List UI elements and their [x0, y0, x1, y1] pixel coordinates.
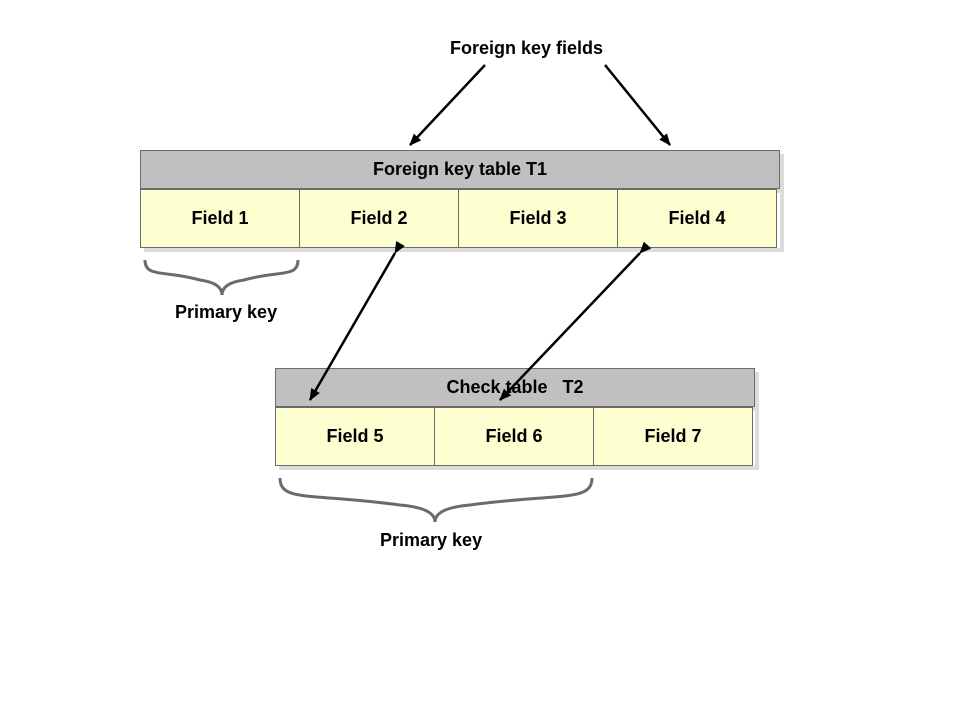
t1-field-3: Field 3 [458, 189, 618, 248]
table-t1: Foreign key table T1 Field 1 Field 2 Fie… [140, 150, 780, 248]
brace-t2 [280, 478, 592, 522]
table-t1-row: Field 1 Field 2 Field 3 Field 4 [140, 189, 780, 248]
t1-field-2: Field 2 [299, 189, 459, 248]
primary-key-t2-label: Primary key [380, 530, 482, 551]
foreign-key-fields-label: Foreign key fields [450, 38, 603, 59]
table-t2: Check table T2 Field 5 Field 6 Field 7 [275, 368, 755, 466]
t2-field-5: Field 5 [275, 407, 435, 466]
t1-field-4: Field 4 [617, 189, 777, 248]
t2-field-7: Field 7 [593, 407, 753, 466]
primary-key-t1-label: Primary key [175, 302, 277, 323]
table-t2-title-a: Check table [446, 377, 547, 397]
table-t2-title-b: T2 [563, 377, 584, 397]
diagram-overlay [0, 0, 960, 720]
brace-t1 [145, 260, 298, 295]
table-t2-header: Check table T2 [275, 368, 755, 407]
table-t2-row: Field 5 Field 6 Field 7 [275, 407, 755, 466]
arrow-top-right [605, 65, 670, 145]
t1-field-1: Field 1 [140, 189, 300, 248]
table-t1-header: Foreign key table T1 [140, 150, 780, 189]
t2-field-6: Field 6 [434, 407, 594, 466]
arrow-top-left [410, 65, 485, 145]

• [Your instructions] Rewrite the data with "Check table" swapped for "Value table" and every other part left unchanged. Leave out the picture.

• [Answer below]
List UI elements and their [x0, y0, x1, y1] pixel coordinates.
t1-field-3: Field 3 [458, 189, 618, 248]
table-t1: Foreign key table T1 Field 1 Field 2 Fie… [140, 150, 780, 248]
brace-t2 [280, 478, 592, 522]
table-t1-row: Field 1 Field 2 Field 3 Field 4 [140, 189, 780, 248]
t1-field-2: Field 2 [299, 189, 459, 248]
primary-key-t2-label: Primary key [380, 530, 482, 551]
foreign-key-fields-label: Foreign key fields [450, 38, 603, 59]
table-t2: Value table T2 Field 5 Field 6 Field 7 [275, 368, 755, 466]
t2-field-5: Field 5 [275, 407, 435, 466]
t1-field-4: Field 4 [617, 189, 777, 248]
t2-field-7: Field 7 [593, 407, 753, 466]
primary-key-t1-label: Primary key [175, 302, 277, 323]
table-t2-title-a: Value table [446, 377, 547, 397]
table-t2-title-b: T2 [563, 377, 584, 397]
diagram-overlay [0, 0, 960, 720]
brace-t1 [145, 260, 298, 295]
table-t2-header: Value table T2 [275, 368, 755, 407]
table-t2-row: Field 5 Field 6 Field 7 [275, 407, 755, 466]
arrow-top-right [605, 65, 670, 145]
t1-field-1: Field 1 [140, 189, 300, 248]
table-t1-header: Foreign key table T1 [140, 150, 780, 189]
t2-field-6: Field 6 [434, 407, 594, 466]
arrow-top-left [410, 65, 485, 145]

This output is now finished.